PROBLEM TO SOLVE: Reproduce the data in its entirety, exactly as supplied.

[Data records]
⁂

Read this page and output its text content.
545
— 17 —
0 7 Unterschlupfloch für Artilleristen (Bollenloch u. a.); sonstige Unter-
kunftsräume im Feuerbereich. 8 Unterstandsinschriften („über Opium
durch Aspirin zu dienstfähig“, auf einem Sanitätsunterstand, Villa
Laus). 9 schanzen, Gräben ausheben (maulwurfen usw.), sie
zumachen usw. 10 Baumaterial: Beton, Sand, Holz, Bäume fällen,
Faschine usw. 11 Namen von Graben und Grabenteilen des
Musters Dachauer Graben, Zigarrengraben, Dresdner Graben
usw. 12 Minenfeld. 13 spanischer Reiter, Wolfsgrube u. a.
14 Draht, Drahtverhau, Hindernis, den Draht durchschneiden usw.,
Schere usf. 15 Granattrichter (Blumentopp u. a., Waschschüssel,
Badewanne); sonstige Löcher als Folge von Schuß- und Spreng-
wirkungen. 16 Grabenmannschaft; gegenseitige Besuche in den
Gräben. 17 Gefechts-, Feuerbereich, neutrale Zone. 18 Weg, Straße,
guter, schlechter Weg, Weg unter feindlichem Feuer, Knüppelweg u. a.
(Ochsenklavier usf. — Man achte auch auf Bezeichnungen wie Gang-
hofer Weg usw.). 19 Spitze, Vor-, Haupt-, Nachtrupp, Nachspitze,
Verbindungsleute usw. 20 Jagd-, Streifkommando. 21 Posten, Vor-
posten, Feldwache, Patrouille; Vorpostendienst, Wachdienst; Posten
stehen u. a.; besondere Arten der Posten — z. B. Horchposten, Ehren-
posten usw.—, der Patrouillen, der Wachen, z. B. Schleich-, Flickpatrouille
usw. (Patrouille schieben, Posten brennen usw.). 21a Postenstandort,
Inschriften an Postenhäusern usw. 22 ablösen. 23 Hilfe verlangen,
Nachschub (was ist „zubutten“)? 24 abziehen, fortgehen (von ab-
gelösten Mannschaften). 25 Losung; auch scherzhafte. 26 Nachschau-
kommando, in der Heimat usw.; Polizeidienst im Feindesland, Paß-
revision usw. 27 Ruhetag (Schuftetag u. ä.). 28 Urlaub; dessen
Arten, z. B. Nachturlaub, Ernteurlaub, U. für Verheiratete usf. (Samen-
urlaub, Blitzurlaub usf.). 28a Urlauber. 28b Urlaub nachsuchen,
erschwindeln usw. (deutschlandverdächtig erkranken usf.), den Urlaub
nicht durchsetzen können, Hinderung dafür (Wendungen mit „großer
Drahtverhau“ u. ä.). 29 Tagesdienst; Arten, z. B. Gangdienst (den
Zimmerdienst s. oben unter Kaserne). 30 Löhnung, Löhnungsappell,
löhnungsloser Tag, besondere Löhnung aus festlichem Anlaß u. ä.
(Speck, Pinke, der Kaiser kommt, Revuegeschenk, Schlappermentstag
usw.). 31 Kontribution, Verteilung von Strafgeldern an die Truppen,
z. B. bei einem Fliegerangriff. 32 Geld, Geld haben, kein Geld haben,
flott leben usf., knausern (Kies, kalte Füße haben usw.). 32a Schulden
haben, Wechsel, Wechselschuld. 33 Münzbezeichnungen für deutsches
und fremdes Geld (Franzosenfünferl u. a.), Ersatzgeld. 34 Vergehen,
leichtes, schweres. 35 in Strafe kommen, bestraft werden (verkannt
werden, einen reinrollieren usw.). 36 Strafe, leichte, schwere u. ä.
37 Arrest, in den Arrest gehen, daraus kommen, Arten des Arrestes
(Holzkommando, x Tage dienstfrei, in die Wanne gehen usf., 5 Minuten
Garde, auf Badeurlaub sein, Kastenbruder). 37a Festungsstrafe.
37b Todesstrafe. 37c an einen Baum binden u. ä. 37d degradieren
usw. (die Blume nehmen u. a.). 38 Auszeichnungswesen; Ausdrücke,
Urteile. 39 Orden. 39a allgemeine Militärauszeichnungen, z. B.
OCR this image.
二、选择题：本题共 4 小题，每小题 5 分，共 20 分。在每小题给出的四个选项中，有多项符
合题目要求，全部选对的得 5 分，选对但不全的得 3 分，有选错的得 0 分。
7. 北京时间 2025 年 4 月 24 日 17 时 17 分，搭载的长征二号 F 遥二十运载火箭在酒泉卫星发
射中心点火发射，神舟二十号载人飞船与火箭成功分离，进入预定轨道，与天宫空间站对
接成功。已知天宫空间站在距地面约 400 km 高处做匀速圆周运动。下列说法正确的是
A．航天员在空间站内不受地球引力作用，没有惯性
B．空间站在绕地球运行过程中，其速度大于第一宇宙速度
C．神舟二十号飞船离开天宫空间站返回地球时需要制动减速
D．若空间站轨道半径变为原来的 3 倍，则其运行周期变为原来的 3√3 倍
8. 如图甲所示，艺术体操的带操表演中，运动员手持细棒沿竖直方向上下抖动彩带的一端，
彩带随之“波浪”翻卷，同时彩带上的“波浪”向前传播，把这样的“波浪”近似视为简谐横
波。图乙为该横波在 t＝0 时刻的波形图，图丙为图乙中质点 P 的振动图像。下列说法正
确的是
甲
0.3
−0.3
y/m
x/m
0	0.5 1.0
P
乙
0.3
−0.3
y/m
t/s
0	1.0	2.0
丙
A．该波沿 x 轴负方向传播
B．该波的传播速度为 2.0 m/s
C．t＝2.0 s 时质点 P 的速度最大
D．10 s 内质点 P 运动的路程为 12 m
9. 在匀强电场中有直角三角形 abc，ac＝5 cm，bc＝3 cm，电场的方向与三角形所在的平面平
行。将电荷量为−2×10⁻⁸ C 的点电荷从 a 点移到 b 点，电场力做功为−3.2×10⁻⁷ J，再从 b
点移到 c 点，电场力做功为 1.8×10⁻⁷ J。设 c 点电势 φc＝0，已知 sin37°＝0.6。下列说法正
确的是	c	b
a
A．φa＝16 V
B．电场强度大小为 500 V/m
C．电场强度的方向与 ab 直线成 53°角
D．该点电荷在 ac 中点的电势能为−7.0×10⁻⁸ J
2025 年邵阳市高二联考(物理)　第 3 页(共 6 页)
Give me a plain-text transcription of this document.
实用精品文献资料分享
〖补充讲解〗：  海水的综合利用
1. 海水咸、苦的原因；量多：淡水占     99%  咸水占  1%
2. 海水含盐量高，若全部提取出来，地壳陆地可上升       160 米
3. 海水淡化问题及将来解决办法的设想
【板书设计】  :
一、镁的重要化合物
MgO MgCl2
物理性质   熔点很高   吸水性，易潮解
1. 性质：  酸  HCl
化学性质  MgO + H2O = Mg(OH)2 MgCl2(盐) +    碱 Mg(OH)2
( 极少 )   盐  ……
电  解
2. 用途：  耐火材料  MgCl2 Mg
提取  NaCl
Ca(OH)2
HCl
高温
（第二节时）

⁂

RESULT OF THE EXERCISE:
Read this page and output its text content.
545
— 17 —
0 7 Unterschlupfloch für Artilleristen (Bollenloch u. a.); sonstige Unter-
kunftsräume im Feuerbereich. 8 Unterstandsinschriften („über Opium
durch Aspirin zu dienstfähig“, auf einem Sanitätsunterstand, Villa
Laus). 9 schanzen, Gräben ausheben (maulwurfen usw.), sie
zumachen usw. 10 Baumaterial: Beton, Sand, Holz, Bäume fällen,
Faschine usw. 11 Namen von Graben und Grabenteilen des
Musters Dachauer Graben, Zigarrengraben, Dresdner Graben
usw. 12 Minenfeld. 13 spanischer Reiter, Wolfsgrube u. a.
14 Draht, Drahtverhau, Hindernis, den Draht durchschneiden usw.,
Schere usf. 15 Granattrichter (Blumentopp u. a., Waschschüssel,
Badewanne); sonstige Löcher als Folge von Schuß- und Spreng-
wirkungen. 16 Grabenmannschaft; gegenseitige Besuche in den
Gräben. 17 Gefechts-, Feuerbereich, neutrale Zone. 18 Weg, Straße,
guter, schlechter Weg, Weg unter feindlichem Feuer, Knüppelweg u. a.
(Ochsenklavier usf. — Man achte auch auf Bezeichnungen wie Gang-
hofer Weg usw.). 19 Spitze, Vor-, Haupt-, Nachtrupp, Nachspitze,
Verbindungsleute usw. 20 Jagd-, Streifkommando. 21 Posten, Vor-
posten, Feldwache, Patrouille; Vorpostendienst, Wachdienst; Posten
stehen u. a.; besondere Arten der Posten — z. B. Horchposten, Ehren-
posten usw.—, der Patrouillen, der Wachen, z. B. Schleich-, Flickpatrouille
usw. (Patrouille schieben, Posten brennen usw.). 21a Postenstandort,
Inschriften an Postenhäusern usw. 22 ablösen. 23 Hilfe verlangen,
Nachschub (was ist „zubutten“)? 24 abziehen, fortgehen (von ab-
gelösten Mannschaften). 25 Losung; auch scherzhafte. 26 Nachschau-
kommando, in der Heimat usw.; Polizeidienst im Feindesland, Paß-
revision usw. 27 Ruhetag (Schuftetag u. ä.). 28 Urlaub; dessen
Arten, z. B. Nachturlaub, Ernteurlaub, U. für Verheiratete usf. (Samen-
urlaub, Blitzurlaub usf.). 28a Urlauber. 28b Urlaub nachsuchen,
erschwindeln usw. (deutschlandverdächtig erkranken usf.), den Urlaub
nicht durchsetzen können, Hinderung dafür (Wendungen mit „großer
Drahtverhau“ u. ä.). 29 Tagesdienst; Arten, z. B. Gangdienst (den
Zimmerdienst s. oben unter Kaserne). 30 Löhnung, Löhnungsappell,
löhnungsloser Tag, besondere Löhnung aus festlichem Anlaß u. ä.
(Speck, Pinke, der Kaiser kommt, Revuegeschenk, Schlappermentstag
usw.). 31 Kontribution, Verteilung von Strafgeldern an die Truppen,
z. B. bei einem Fliegerangriff. 32 Geld, Geld haben, kein Geld haben,
flott leben usf., knausern (Kies, kalte Füße haben usw.). 32a Schulden
haben, Wechsel, Wechselschuld. 33 Münzbezeichnungen für deutsches
und fremdes Geld (Franzosenfünferl u. a.), Ersatzgeld. 34 Vergehen,
leichtes, schweres. 35 in Strafe kommen, bestraft werden (verkannt
werden, einen reinrollieren usw.). 36 Strafe, leichte, schwere u. ä.
37 Arrest, in den Arrest gehen, daraus kommen, Arten des Arrestes
(Holzkommando, x Tage dienstfrei, in die Wanne gehen usf., 5 Minuten
Garde, auf Badeurlaub sein, Kastenbruder). 37a Festungsstrafe.
37b Todesstrafe. 37c an einen Baum binden u. ä. 37d degradieren
usw. (die Blume nehmen u. a.). 38 Auszeichnungswesen; Ausdrücke,
Urteile. 39 Orden. 39a allgemeine Militärauszeichnungen, z. B.
OCR this image.
二、选择题：本题共 4 小题，每小题 5 分，共 20 分。在每小题给出的四个选项中，有多项符
合题目要求，全部选对的得 5 分，选对但不全的得 3 分，有选错的得 0 分。
7. 北京时间 2025 年 4 月 24 日 17 时 17 分，搭载的长征二号 F 遥二十运载火箭在酒泉卫星发
射中心点火发射，神舟二十号载人飞船与火箭成功分离，进入预定轨道，与天宫空间站对
接成功。已知天宫空间站在距地面约 400 km 高处做匀速圆周运动。下列说法正确的是
A．航天员在空间站内不受地球引力作用，没有惯性
B．空间站在绕地球运行过程中，其速度大于第一宇宙速度
C．神舟二十号飞船离开天宫空间站返回地球时需要制动减速
D．若空间站轨道半径变为原来的 3 倍，则其运行周期变为原来的 3√3 倍
8. 如图甲所示，艺术体操的带操表演中，运动员手持细棒沿竖直方向上下抖动彩带的一端，
彩带随之“波浪”翻卷，同时彩带上的“波浪”向前传播，把这样的“波浪”近似视为简谐横
波。图乙为该横波在 t＝0 时刻的波形图，图丙为图乙中质点 P 的振动图像。下列说法正
确的是
甲
0.3
−0.3
y/m
x/m
0	0.5 1.0
P
乙
0.3
−0.3
y/m
t/s
0	1.0	2.0
丙
A．该波沿 x 轴负方向传播
B．该波的传播速度为 2.0 m/s
C．t＝2.0 s 时质点 P 的速度最大
D．10 s 内质点 P 运动的路程为 12 m
9. 在匀强电场中有直角三角形 abc，ac＝5 cm，bc＝3 cm，电场的方向与三角形所在的平面平
行。将电荷量为−2×10⁻⁸ C 的点电荷从 a 点移到 b 点，电场力做功为−3.2×10⁻⁷ J，再从 b
点移到 c 点，电场力做功为 1.8×10⁻⁷ J。设 c 点电势 φc＝0，已知 sin37°＝0.6。下列说法正
确的是	c	b
a
A．φa＝16 V
B．电场强度大小为 500 V/m
C．电场强度的方向与 ab 直线成 53°角
D．该点电荷在 ac 中点的电势能为−7.0×10⁻⁸ J
2025 年邵阳市高二联考(物理)　第 3 页(共 6 页)
Give me a plain-text transcription of this document.
实用精品文献资料分享
〖补充讲解〗：  海水的综合利用
1. 海水咸、苦的原因；量多：淡水占     99%  咸水占  1%
2. 海水含盐量高，若全部提取出来，地壳陆地可上升       160 米
3. 海水淡化问题及将来解决办法的设想
【板书设计】  :
一、镁的重要化合物
MgO MgCl2
物理性质   熔点很高   吸水性，易潮解
1. 性质：  酸  HCl
化学性质  MgO + H2O = Mg(OH)2 MgCl2(盐) +    碱 Mg(OH)2
( 极少 )   盐  ……
电  解
2. 用途：  耐火材料  MgCl2 Mg
提取  NaCl
Ca(OH)2
HCl
高温
（第二节时）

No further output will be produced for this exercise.